Instructions for the task: Which lines in the listing below contain the string "input"? Pick out every one of them and copy each line in full.

Listed records:
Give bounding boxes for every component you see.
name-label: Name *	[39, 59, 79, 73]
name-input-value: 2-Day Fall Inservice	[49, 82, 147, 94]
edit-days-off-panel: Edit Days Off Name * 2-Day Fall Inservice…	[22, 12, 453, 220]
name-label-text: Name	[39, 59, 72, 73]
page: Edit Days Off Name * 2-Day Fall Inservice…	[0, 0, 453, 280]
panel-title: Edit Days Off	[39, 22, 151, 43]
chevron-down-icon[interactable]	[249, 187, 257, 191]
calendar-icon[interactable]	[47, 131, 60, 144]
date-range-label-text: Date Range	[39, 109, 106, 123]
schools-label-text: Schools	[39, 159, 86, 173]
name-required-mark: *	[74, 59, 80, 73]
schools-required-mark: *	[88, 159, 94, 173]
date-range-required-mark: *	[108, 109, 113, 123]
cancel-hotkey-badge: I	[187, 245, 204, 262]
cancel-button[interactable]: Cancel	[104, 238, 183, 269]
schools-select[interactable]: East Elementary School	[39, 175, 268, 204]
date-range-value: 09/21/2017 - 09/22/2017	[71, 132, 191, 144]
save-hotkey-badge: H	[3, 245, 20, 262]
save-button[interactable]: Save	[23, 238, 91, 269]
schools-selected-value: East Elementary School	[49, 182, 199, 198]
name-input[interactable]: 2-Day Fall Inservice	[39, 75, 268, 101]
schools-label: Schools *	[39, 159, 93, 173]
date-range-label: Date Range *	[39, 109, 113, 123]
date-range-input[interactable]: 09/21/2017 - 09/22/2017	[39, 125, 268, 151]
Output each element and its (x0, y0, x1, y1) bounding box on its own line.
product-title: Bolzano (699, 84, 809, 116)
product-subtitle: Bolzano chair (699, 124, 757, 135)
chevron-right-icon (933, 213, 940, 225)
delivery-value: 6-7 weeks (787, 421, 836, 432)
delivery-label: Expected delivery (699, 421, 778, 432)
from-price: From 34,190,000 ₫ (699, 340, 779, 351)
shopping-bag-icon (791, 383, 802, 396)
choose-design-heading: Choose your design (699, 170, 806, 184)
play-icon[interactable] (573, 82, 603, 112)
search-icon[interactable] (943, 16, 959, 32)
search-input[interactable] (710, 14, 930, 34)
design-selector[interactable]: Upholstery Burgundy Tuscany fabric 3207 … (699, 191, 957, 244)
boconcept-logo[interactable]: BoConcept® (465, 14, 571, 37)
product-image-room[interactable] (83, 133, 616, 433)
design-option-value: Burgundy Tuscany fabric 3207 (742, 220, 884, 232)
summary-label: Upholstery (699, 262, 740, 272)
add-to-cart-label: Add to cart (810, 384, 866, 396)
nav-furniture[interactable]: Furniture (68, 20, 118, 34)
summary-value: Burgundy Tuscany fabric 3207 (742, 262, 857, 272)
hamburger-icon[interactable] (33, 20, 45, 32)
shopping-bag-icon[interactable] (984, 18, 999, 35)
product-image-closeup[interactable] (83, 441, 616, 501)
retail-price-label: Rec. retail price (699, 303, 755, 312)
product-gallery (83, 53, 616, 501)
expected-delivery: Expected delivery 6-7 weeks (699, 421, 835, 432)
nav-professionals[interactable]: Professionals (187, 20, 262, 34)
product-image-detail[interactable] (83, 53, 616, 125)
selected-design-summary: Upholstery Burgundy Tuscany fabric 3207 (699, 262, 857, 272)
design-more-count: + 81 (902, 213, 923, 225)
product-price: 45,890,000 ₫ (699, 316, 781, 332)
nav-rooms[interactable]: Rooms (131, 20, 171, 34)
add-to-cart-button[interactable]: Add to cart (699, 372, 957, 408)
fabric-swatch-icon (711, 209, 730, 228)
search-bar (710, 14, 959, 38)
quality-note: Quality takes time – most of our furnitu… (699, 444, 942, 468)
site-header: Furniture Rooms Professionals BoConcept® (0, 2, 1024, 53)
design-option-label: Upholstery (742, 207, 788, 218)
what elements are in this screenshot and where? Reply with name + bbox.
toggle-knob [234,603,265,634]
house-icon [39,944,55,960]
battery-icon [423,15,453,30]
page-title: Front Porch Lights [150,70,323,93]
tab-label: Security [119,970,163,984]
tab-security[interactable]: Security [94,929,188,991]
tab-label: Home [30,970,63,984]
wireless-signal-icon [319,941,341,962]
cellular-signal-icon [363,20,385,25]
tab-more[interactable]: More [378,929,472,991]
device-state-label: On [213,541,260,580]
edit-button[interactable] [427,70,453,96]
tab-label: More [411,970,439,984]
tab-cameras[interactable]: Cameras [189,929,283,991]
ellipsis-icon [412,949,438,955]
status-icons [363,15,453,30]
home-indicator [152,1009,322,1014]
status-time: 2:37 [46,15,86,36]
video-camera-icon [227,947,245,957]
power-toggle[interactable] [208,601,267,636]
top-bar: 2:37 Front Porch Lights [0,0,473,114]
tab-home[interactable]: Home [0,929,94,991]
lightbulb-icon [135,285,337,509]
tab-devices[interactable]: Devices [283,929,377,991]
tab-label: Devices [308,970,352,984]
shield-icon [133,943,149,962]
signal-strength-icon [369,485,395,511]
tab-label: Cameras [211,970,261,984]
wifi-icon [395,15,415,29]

Full answer:
name-input-value: 2-Day Fall Inservice	[49, 82, 147, 94]
name-input[interactable]: 2-Day Fall Inservice	[39, 75, 268, 101]
date-range-input[interactable]: 09/21/2017 - 09/22/2017	[39, 125, 268, 151]
search-input[interactable] (710, 14, 930, 34)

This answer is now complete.